Dataset records ->
▼

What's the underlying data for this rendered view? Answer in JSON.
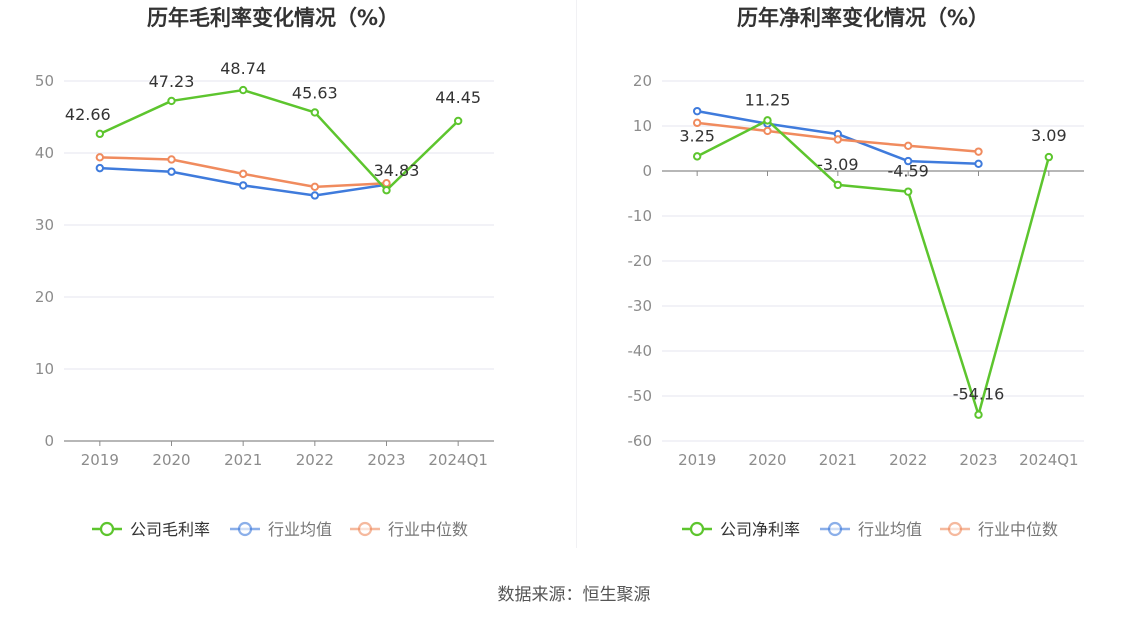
{
  "footer": {
    "source": "数据来源：恒生聚源"
  },
  "colors": {
    "company": "#5dc52e",
    "avg": "#3f7bdc",
    "median": "#f08b5e",
    "grid": "#e6e6ef",
    "axis": "#8c8c8c",
    "tick_text": "#8c8c8c",
    "label_text": "#333333",
    "title_text": "#333333"
  },
  "chart_data": [
    {
      "type": "line",
      "title": "历年毛利率变化情况（%）",
      "categories": [
        "2019",
        "2020",
        "2021",
        "2022",
        "2023",
        "2024Q1"
      ],
      "ylim": [
        0,
        50
      ],
      "yticks": [
        0,
        10,
        20,
        30,
        40,
        50
      ],
      "grid": true,
      "legend_position": "bottom",
      "series": [
        {
          "name": "公司毛利率",
          "color": "#5dc52e",
          "values": [
            42.66,
            47.23,
            48.74,
            45.63,
            34.83,
            44.45
          ],
          "labels": [
            "42.66",
            "47.23",
            "48.74",
            "45.63",
            "34.83",
            "44.45"
          ]
        },
        {
          "name": "行业均值",
          "color": "#3f7bdc",
          "values": [
            37.9,
            37.4,
            35.5,
            34.1,
            35.6,
            null
          ]
        },
        {
          "name": "行业中位数",
          "color": "#f08b5e",
          "values": [
            39.4,
            39.1,
            37.1,
            35.3,
            35.8,
            null
          ]
        }
      ]
    },
    {
      "type": "line",
      "title": "历年净利率变化情况（%）",
      "categories": [
        "2019",
        "2020",
        "2021",
        "2022",
        "2023",
        "2024Q1"
      ],
      "ylim": [
        -60,
        20
      ],
      "yticks": [
        -60,
        -50,
        -40,
        -30,
        -20,
        -10,
        0,
        10,
        20
      ],
      "grid": true,
      "legend_position": "bottom",
      "series": [
        {
          "name": "公司净利率",
          "color": "#5dc52e",
          "values": [
            3.25,
            11.25,
            -3.09,
            -4.59,
            -54.16,
            3.09
          ],
          "labels": [
            "3.25",
            "11.25",
            "-3.09",
            "-4.59",
            "-54.16",
            "3.09"
          ]
        },
        {
          "name": "行业均值",
          "color": "#3f7bdc",
          "values": [
            13.3,
            10.5,
            8.2,
            2.2,
            1.6,
            null
          ]
        },
        {
          "name": "行业中位数",
          "color": "#f08b5e",
          "values": [
            10.7,
            8.9,
            7.0,
            5.6,
            4.3,
            null
          ]
        }
      ]
    }
  ]
}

▲

Task prompt ->
From the material above, reproduce everything verbatim except the pictures.

Exercise result ->
What's the underlying data for this rendered view? Answer in JSON.
{
  "footer": {
    "source": "数据来源：恒生聚源"
  },
  "colors": {
    "company": "#5dc52e",
    "avg": "#3f7bdc",
    "median": "#f08b5e",
    "grid": "#e6e6ef",
    "axis": "#8c8c8c",
    "tick_text": "#8c8c8c",
    "label_text": "#333333",
    "title_text": "#333333"
  },
  "chart_data": [
    {
      "type": "line",
      "title": "历年毛利率变化情况（%）",
      "categories": [
        "2019",
        "2020",
        "2021",
        "2022",
        "2023",
        "2024Q1"
      ],
      "ylim": [
        0,
        50
      ],
      "yticks": [
        0,
        10,
        20,
        30,
        40,
        50
      ],
      "grid": true,
      "legend_position": "bottom",
      "series": [
        {
          "name": "公司毛利率",
          "color": "#5dc52e",
          "values": [
            42.66,
            47.23,
            48.74,
            45.63,
            34.83,
            44.45
          ],
          "labels": [
            "42.66",
            "47.23",
            "48.74",
            "45.63",
            "34.83",
            "44.45"
          ]
        },
        {
          "name": "行业均值",
          "color": "#3f7bdc",
          "values": [
            37.9,
            37.4,
            35.5,
            34.1,
            35.6,
            null
          ]
        },
        {
          "name": "行业中位数",
          "color": "#f08b5e",
          "values": [
            39.4,
            39.1,
            37.1,
            35.3,
            35.8,
            null
          ]
        }
      ]
    },
    {
      "type": "line",
      "title": "历年净利率变化情况（%）",
      "categories": [
        "2019",
        "2020",
        "2021",
        "2022",
        "2023",
        "2024Q1"
      ],
      "ylim": [
        -60,
        20
      ],
      "yticks": [
        -60,
        -50,
        -40,
        -30,
        -20,
        -10,
        0,
        10,
        20
      ],
      "grid": true,
      "legend_position": "bottom",
      "series": [
        {
          "name": "公司净利率",
          "color": "#5dc52e",
          "values": [
            3.25,
            11.25,
            -3.09,
            -4.59,
            -54.16,
            3.09
          ],
          "labels": [
            "3.25",
            "11.25",
            "-3.09",
            "-4.59",
            "-54.16",
            "3.09"
          ]
        },
        {
          "name": "行业均值",
          "color": "#3f7bdc",
          "values": [
            13.3,
            10.5,
            8.2,
            2.2,
            1.6,
            null
          ]
        },
        {
          "name": "行业中位数",
          "color": "#f08b5e",
          "values": [
            10.7,
            8.9,
            7.0,
            5.6,
            4.3,
            null
          ]
        }
      ]
    }
  ]
}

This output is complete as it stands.